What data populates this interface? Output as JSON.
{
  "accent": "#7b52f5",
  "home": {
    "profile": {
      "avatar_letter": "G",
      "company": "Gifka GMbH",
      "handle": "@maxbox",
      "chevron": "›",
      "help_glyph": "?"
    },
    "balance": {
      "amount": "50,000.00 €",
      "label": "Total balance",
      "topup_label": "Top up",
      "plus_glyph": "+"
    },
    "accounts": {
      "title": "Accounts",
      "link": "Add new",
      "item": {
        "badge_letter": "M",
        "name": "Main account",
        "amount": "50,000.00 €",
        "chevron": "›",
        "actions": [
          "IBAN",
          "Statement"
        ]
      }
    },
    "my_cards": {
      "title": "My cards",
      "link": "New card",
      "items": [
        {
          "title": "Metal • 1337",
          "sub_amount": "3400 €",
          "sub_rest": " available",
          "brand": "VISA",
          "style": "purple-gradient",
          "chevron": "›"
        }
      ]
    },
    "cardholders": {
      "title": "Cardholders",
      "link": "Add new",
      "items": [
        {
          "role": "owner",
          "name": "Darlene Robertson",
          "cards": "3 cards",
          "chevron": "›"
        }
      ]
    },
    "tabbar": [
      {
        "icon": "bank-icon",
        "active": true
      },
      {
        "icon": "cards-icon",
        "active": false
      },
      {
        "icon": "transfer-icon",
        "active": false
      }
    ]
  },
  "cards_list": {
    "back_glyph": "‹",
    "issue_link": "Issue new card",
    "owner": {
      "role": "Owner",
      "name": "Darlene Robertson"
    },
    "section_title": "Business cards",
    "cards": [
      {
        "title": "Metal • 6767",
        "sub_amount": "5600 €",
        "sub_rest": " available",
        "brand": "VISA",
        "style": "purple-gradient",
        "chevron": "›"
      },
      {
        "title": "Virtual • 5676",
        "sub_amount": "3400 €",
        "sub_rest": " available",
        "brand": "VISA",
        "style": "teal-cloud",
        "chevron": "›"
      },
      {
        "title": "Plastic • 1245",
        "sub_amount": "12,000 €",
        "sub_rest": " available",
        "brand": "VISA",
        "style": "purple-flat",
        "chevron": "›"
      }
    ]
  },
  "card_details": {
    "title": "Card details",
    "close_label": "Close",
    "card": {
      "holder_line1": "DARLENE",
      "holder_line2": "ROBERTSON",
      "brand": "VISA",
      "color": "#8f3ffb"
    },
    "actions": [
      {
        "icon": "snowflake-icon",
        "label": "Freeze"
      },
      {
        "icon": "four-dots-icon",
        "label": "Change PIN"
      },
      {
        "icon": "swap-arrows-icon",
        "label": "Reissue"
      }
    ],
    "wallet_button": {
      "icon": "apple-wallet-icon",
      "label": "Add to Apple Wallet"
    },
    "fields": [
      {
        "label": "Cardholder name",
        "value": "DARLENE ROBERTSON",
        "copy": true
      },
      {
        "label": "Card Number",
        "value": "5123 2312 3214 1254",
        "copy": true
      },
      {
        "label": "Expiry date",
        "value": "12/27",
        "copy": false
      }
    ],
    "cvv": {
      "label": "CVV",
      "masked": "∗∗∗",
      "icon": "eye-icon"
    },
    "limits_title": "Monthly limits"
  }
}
+===+
• Written exercise:
Reproduce every line above without error.

• Exercise answer:
What data populates this interface? Output as JSON.
{
  "accent": "#7b52f5",
  "home": {
    "profile": {
      "avatar_letter": "G",
      "company": "Gifka GMbH",
      "handle": "@maxbox",
      "chevron": "›",
      "help_glyph": "?"
    },
    "balance": {
      "amount": "50,000.00 €",
      "label": "Total balance",
      "topup_label": "Top up",
      "plus_glyph": "+"
    },
    "accounts": {
      "title": "Accounts",
      "link": "Add new",
      "item": {
        "badge_letter": "M",
        "name": "Main account",
        "amount": "50,000.00 €",
        "chevron": "›",
        "actions": [
          "IBAN",
          "Statement"
        ]
      }
    },
    "my_cards": {
      "title": "My cards",
      "link": "New card",
      "items": [
        {
          "title": "Metal • 1337",
          "sub_amount": "3400 €",
          "sub_rest": " available",
          "brand": "VISA",
          "style": "purple-gradient",
          "chevron": "›"
        }
      ]
    },
    "cardholders": {
      "title": "Cardholders",
      "link": "Add new",
      "items": [
        {
          "role": "owner",
          "name": "Darlene Robertson",
          "cards": "3 cards",
          "chevron": "›"
        }
      ]
    },
    "tabbar": [
      {
        "icon": "bank-icon",
        "active": true
      },
      {
        "icon": "cards-icon",
        "active": false
      },
      {
        "icon": "transfer-icon",
        "active": false
      }
    ]
  },
  "cards_list": {
    "back_glyph": "‹",
    "issue_link": "Issue new card",
    "owner": {
      "role": "Owner",
      "name": "Darlene Robertson"
    },
    "section_title": "Business cards",
    "cards": [
      {
        "title": "Metal • 6767",
        "sub_amount": "5600 €",
        "sub_rest": " available",
        "brand": "VISA",
        "style": "purple-gradient",
        "chevron": "›"
      },
      {
        "title": "Virtual • 5676",
        "sub_amount": "3400 €",
        "sub_rest": " available",
        "brand": "VISA",
        "style": "teal-cloud",
        "chevron": "›"
      },
      {
        "title": "Plastic • 1245",
        "sub_amount": "12,000 €",
        "sub_rest": " available",
        "brand": "VISA",
        "style": "purple-flat",
        "chevron": "›"
      }
    ]
  },
  "card_details": {
    "title": "Card details",
    "close_label": "Close",
    "card": {
      "holder_line1": "DARLENE",
      "holder_line2": "ROBERTSON",
      "brand": "VISA",
      "color": "#8f3ffb"
    },
    "actions": [
      {
        "icon": "snowflake-icon",
        "label": "Freeze"
      },
      {
        "icon": "four-dots-icon",
        "label": "Change PIN"
      },
      {
        "icon": "swap-arrows-icon",
        "label": "Reissue"
      }
    ],
    "wallet_button": {
      "icon": "apple-wallet-icon",
      "label": "Add to Apple Wallet"
    },
    "fields": [
      {
        "label": "Cardholder name",
        "value": "DARLENE ROBERTSON",
        "copy": true
      },
      {
        "label": "Card Number",
        "value": "5123 2312 3214 1254",
        "copy": true
      },
      {
        "label": "Expiry date",
        "value": "12/27",
        "copy": false
      }
    ],
    "cvv": {
      "label": "CVV",
      "masked": "∗∗∗",
      "icon": "eye-icon"
    },
    "limits_title": "Monthly limits"
  }
}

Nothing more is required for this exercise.